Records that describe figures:
>> Begin

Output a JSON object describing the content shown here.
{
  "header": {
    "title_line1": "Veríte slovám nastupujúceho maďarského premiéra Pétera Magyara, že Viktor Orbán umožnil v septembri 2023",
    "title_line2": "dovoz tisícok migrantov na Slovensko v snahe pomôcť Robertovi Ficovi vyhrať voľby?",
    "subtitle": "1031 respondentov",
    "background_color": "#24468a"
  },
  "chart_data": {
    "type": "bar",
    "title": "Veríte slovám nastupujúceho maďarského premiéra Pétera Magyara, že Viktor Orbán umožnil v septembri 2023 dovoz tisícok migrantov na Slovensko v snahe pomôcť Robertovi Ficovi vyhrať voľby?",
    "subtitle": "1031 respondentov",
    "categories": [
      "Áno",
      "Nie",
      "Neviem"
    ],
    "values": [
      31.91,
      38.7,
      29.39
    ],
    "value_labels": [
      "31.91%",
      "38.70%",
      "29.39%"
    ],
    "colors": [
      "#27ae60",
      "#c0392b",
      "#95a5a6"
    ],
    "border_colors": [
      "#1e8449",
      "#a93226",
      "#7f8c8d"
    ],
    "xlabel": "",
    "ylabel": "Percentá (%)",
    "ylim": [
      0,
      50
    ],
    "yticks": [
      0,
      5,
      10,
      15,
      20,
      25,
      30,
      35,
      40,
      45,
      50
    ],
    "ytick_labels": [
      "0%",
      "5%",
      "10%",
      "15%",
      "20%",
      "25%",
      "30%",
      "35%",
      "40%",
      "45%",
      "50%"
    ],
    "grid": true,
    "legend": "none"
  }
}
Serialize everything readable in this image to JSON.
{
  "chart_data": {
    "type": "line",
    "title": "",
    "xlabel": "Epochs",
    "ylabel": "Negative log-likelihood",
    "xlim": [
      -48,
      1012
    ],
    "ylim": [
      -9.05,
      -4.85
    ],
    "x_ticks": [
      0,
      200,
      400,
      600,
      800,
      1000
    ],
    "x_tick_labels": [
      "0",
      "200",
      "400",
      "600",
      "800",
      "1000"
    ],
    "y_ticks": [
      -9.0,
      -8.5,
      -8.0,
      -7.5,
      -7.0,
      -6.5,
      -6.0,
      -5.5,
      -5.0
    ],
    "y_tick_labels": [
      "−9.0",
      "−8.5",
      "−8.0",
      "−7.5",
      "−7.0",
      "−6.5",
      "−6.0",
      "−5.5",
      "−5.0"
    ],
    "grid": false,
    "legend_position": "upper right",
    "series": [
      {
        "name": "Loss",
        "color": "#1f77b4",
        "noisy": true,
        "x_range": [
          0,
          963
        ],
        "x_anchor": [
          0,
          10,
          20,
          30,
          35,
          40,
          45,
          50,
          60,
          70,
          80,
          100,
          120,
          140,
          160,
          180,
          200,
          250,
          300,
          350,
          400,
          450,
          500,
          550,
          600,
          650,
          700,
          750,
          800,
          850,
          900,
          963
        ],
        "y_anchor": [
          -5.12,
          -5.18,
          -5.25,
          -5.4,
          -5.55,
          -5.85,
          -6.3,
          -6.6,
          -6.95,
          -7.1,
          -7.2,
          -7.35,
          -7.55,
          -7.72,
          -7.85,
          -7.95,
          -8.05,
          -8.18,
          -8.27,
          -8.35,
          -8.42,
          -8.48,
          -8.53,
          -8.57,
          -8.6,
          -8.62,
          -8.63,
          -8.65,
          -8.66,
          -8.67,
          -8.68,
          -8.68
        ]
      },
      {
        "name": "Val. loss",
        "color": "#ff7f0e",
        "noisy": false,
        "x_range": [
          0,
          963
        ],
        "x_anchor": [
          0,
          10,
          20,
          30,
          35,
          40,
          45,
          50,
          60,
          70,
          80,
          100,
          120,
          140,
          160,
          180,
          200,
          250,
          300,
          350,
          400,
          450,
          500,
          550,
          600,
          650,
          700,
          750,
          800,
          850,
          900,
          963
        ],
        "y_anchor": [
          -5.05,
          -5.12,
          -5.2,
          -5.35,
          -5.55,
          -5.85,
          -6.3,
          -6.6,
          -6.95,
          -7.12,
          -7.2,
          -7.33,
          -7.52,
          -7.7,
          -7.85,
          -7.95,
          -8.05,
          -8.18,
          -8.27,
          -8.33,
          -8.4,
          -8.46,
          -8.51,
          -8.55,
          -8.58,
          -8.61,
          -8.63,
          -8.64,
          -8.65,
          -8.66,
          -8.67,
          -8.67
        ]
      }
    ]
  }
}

>> End

PROBLEM REQUIREMENTS: Write out every entry again, keeping each line exactly the same.

RESULT FOR THIS TASK:
Output a JSON object describing the content shown here.
{
  "header": {
    "title_line1": "Veríte slovám nastupujúceho maďarského premiéra Pétera Magyara, že Viktor Orbán umožnil v septembri 2023",
    "title_line2": "dovoz tisícok migrantov na Slovensko v snahe pomôcť Robertovi Ficovi vyhrať voľby?",
    "subtitle": "1031 respondentov",
    "background_color": "#24468a"
  },
  "chart_data": {
    "type": "bar",
    "title": "Veríte slovám nastupujúceho maďarského premiéra Pétera Magyara, že Viktor Orbán umožnil v septembri 2023 dovoz tisícok migrantov na Slovensko v snahe pomôcť Robertovi Ficovi vyhrať voľby?",
    "subtitle": "1031 respondentov",
    "categories": [
      "Áno",
      "Nie",
      "Neviem"
    ],
    "values": [
      31.91,
      38.7,
      29.39
    ],
    "value_labels": [
      "31.91%",
      "38.70%",
      "29.39%"
    ],
    "colors": [
      "#27ae60",
      "#c0392b",
      "#95a5a6"
    ],
    "border_colors": [
      "#1e8449",
      "#a93226",
      "#7f8c8d"
    ],
    "xlabel": "",
    "ylabel": "Percentá (%)",
    "ylim": [
      0,
      50
    ],
    "yticks": [
      0,
      5,
      10,
      15,
      20,
      25,
      30,
      35,
      40,
      45,
      50
    ],
    "ytick_labels": [
      "0%",
      "5%",
      "10%",
      "15%",
      "20%",
      "25%",
      "30%",
      "35%",
      "40%",
      "45%",
      "50%"
    ],
    "grid": true,
    "legend": "none"
  }
}
Serialize everything readable in this image to JSON.
{
  "chart_data": {
    "type": "line",
    "title": "",
    "xlabel": "Epochs",
    "ylabel": "Negative log-likelihood",
    "xlim": [
      -48,
      1012
    ],
    "ylim": [
      -9.05,
      -4.85
    ],
    "x_ticks": [
      0,
      200,
      400,
      600,
      800,
      1000
    ],
    "x_tick_labels": [
      "0",
      "200",
      "400",
      "600",
      "800",
      "1000"
    ],
    "y_ticks": [
      -9.0,
      -8.5,
      -8.0,
      -7.5,
      -7.0,
      -6.5,
      -6.0,
      -5.5,
      -5.0
    ],
    "y_tick_labels": [
      "−9.0",
      "−8.5",
      "−8.0",
      "−7.5",
      "−7.0",
      "−6.5",
      "−6.0",
      "−5.5",
      "−5.0"
    ],
    "grid": false,
    "legend_position": "upper right",
    "series": [
      {
        "name": "Loss",
        "color": "#1f77b4",
        "noisy": true,
        "x_range": [
          0,
          963
        ],
        "x_anchor": [
          0,
          10,
          20,
          30,
          35,
          40,
          45,
          50,
          60,
          70,
          80,
          100,
          120,
          140,
          160,
          180,
          200,
          250,
          300,
          350,
          400,
          450,
          500,
          550,
          600,
          650,
          700,
          750,
          800,
          850,
          900,
          963
        ],
        "y_anchor": [
          -5.12,
          -5.18,
          -5.25,
          -5.4,
          -5.55,
          -5.85,
          -6.3,
          -6.6,
          -6.95,
          -7.1,
          -7.2,
          -7.35,
          -7.55,
          -7.72,
          -7.85,
          -7.95,
          -8.05,
          -8.18,
          -8.27,
          -8.35,
          -8.42,
          -8.48,
          -8.53,
          -8.57,
          -8.6,
          -8.62,
          -8.63,
          -8.65,
          -8.66,
          -8.67,
          -8.68,
          -8.68
        ]
      },
      {
        "name": "Val. loss",
        "color": "#ff7f0e",
        "noisy": false,
        "x_range": [
          0,
          963
        ],
        "x_anchor": [
          0,
          10,
          20,
          30,
          35,
          40,
          45,
          50,
          60,
          70,
          80,
          100,
          120,
          140,
          160,
          180,
          200,
          250,
          300,
          350,
          400,
          450,
          500,
          550,
          600,
          650,
          700,
          750,
          800,
          850,
          900,
          963
        ],
        "y_anchor": [
          -5.05,
          -5.12,
          -5.2,
          -5.35,
          -5.55,
          -5.85,
          -6.3,
          -6.6,
          -6.95,
          -7.12,
          -7.2,
          -7.33,
          -7.52,
          -7.7,
          -7.85,
          -7.95,
          -8.05,
          -8.18,
          -8.27,
          -8.33,
          -8.4,
          -8.46,
          -8.51,
          -8.55,
          -8.58,
          -8.61,
          -8.63,
          -8.64,
          -8.65,
          -8.66,
          -8.67,
          -8.67
        ]
      }
    ]
  }
}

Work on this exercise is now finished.